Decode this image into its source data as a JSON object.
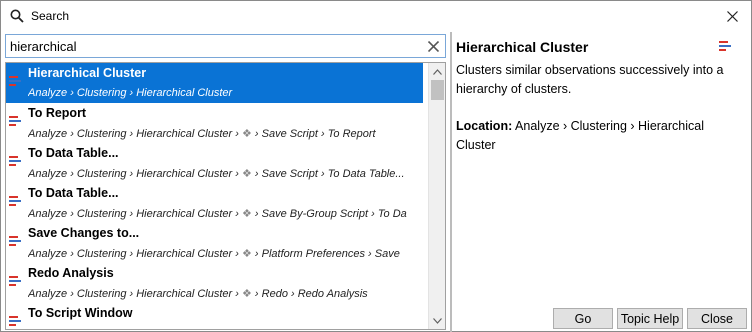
{
  "window": {
    "title": "Search"
  },
  "search": {
    "value": "hierarchical"
  },
  "results": [
    {
      "title": "Hierarchical Cluster",
      "path": [
        "Analyze",
        "Clustering",
        "Hierarchical Cluster"
      ],
      "selected": true
    },
    {
      "title": "To Report",
      "path": [
        "Analyze",
        "Clustering",
        "Hierarchical Cluster",
        "*",
        "Save Script",
        "To Report"
      ],
      "selected": false
    },
    {
      "title": "To Data Table...",
      "path": [
        "Analyze",
        "Clustering",
        "Hierarchical Cluster",
        "*",
        "Save Script",
        "To Data Table..."
      ],
      "selected": false
    },
    {
      "title": "To Data Table...",
      "path": [
        "Analyze",
        "Clustering",
        "Hierarchical Cluster",
        "*",
        "Save By-Group Script",
        "To Da"
      ],
      "selected": false
    },
    {
      "title": "Save Changes to...",
      "path": [
        "Analyze",
        "Clustering",
        "Hierarchical Cluster",
        "*",
        "Platform Preferences",
        "Save"
      ],
      "selected": false
    },
    {
      "title": "Redo Analysis",
      "path": [
        "Analyze",
        "Clustering",
        "Hierarchical Cluster",
        "*",
        "Redo",
        "Redo Analysis"
      ],
      "selected": false
    },
    {
      "title": "To Script Window",
      "path": [],
      "selected": false
    }
  ],
  "detail": {
    "title": "Hierarchical Cluster",
    "description": "Clusters similar observations successively into a hierarchy of clusters.",
    "location_label": "Location:",
    "location_value": "Analyze › Clustering › Hierarchical Cluster"
  },
  "buttons": {
    "go": "Go",
    "topic_help": "Topic Help",
    "close": "Close"
  },
  "colors": {
    "selection": "#0a73d5",
    "icon_red": "#d9342b",
    "icon_blue": "#3a6fc4"
  }
}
****************
= Required work =
The material above holds pictures; copy everything else in it exactly.

= Answer below =
Decode this image into its source data as a JSON object.
{
  "window": {
    "title": "Search"
  },
  "search": {
    "value": "hierarchical"
  },
  "results": [
    {
      "title": "Hierarchical Cluster",
      "path": [
        "Analyze",
        "Clustering",
        "Hierarchical Cluster"
      ],
      "selected": true
    },
    {
      "title": "To Report",
      "path": [
        "Analyze",
        "Clustering",
        "Hierarchical Cluster",
        "*",
        "Save Script",
        "To Report"
      ],
      "selected": false
    },
    {
      "title": "To Data Table...",
      "path": [
        "Analyze",
        "Clustering",
        "Hierarchical Cluster",
        "*",
        "Save Script",
        "To Data Table..."
      ],
      "selected": false
    },
    {
      "title": "To Data Table...",
      "path": [
        "Analyze",
        "Clustering",
        "Hierarchical Cluster",
        "*",
        "Save By-Group Script",
        "To Da"
      ],
      "selected": false
    },
    {
      "title": "Save Changes to...",
      "path": [
        "Analyze",
        "Clustering",
        "Hierarchical Cluster",
        "*",
        "Platform Preferences",
        "Save"
      ],
      "selected": false
    },
    {
      "title": "Redo Analysis",
      "path": [
        "Analyze",
        "Clustering",
        "Hierarchical Cluster",
        "*",
        "Redo",
        "Redo Analysis"
      ],
      "selected": false
    },
    {
      "title": "To Script Window",
      "path": [],
      "selected": false
    }
  ],
  "detail": {
    "title": "Hierarchical Cluster",
    "description": "Clusters similar observations successively into a hierarchy of clusters.",
    "location_label": "Location:",
    "location_value": "Analyze › Clustering › Hierarchical Cluster"
  },
  "buttons": {
    "go": "Go",
    "topic_help": "Topic Help",
    "close": "Close"
  },
  "colors": {
    "selection": "#0a73d5",
    "icon_red": "#d9342b",
    "icon_blue": "#3a6fc4"
  }
}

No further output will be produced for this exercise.